*Directive*. Take every line where the string "Абай" appears and copy it.

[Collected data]
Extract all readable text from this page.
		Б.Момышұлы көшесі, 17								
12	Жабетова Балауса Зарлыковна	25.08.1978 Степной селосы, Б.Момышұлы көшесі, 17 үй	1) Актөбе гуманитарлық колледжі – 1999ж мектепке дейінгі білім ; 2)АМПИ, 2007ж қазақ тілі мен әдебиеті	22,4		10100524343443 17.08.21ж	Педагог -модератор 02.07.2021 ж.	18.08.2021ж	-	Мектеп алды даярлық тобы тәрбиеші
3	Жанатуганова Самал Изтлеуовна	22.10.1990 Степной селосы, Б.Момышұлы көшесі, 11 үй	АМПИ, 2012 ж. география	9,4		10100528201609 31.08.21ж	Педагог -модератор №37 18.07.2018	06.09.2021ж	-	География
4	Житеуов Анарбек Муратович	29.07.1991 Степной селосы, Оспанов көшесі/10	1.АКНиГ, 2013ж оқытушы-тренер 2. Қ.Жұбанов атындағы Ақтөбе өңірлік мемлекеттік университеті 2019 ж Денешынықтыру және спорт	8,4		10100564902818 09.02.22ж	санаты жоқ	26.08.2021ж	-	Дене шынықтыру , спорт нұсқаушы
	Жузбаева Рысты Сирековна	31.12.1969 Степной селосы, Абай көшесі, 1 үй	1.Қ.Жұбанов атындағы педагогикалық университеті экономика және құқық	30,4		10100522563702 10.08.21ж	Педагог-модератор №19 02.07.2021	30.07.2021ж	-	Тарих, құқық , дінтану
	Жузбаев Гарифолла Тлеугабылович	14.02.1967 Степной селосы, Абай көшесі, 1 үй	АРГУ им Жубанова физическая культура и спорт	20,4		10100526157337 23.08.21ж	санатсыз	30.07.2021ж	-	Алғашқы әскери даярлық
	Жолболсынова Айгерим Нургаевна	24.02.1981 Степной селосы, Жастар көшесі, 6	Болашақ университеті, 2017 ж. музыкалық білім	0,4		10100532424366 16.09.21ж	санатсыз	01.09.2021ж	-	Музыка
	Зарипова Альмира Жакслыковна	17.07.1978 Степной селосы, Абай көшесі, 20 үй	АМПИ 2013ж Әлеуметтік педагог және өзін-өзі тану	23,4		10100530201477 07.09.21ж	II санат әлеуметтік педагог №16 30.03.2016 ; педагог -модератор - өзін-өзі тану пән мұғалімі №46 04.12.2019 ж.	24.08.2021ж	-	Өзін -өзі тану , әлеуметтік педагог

*Full solution*.
	Жузбаева Рысты Сирековна	31.12.1969 Степной селосы, Абай көшесі, 1 үй	1.Қ.Жұбанов атындағы педагогикалық университеті экономика және құқық	30,4		10100522563702 10.08.21ж	Педагог-модератор №19 02.07.2021	30.07.2021ж	-	Тарих, құқық , дінтану
	Жузбаев Гарифолла Тлеугабылович	14.02.1967 Степной селосы, Абай көшесі, 1 үй	АРГУ им Жубанова физическая культура и спорт	20,4		10100526157337 23.08.21ж	санатсыз	30.07.2021ж	-	Алғашқы әскери даярлық
	Зарипова Альмира Жакслыковна	17.07.1978 Степной селосы, Абай көшесі, 20 үй	АМПИ 2013ж Әлеуметтік педагог және өзін-өзі тану	23,4		10100530201477 07.09.21ж	II санат әлеуметтік педагог №16 30.03.2016 ; педагог -модератор - өзін-өзі тану пән мұғалімі №46 04.12.2019 ж.	24.08.2021ж	-	Өзін -өзі тану , әлеуметтік педагог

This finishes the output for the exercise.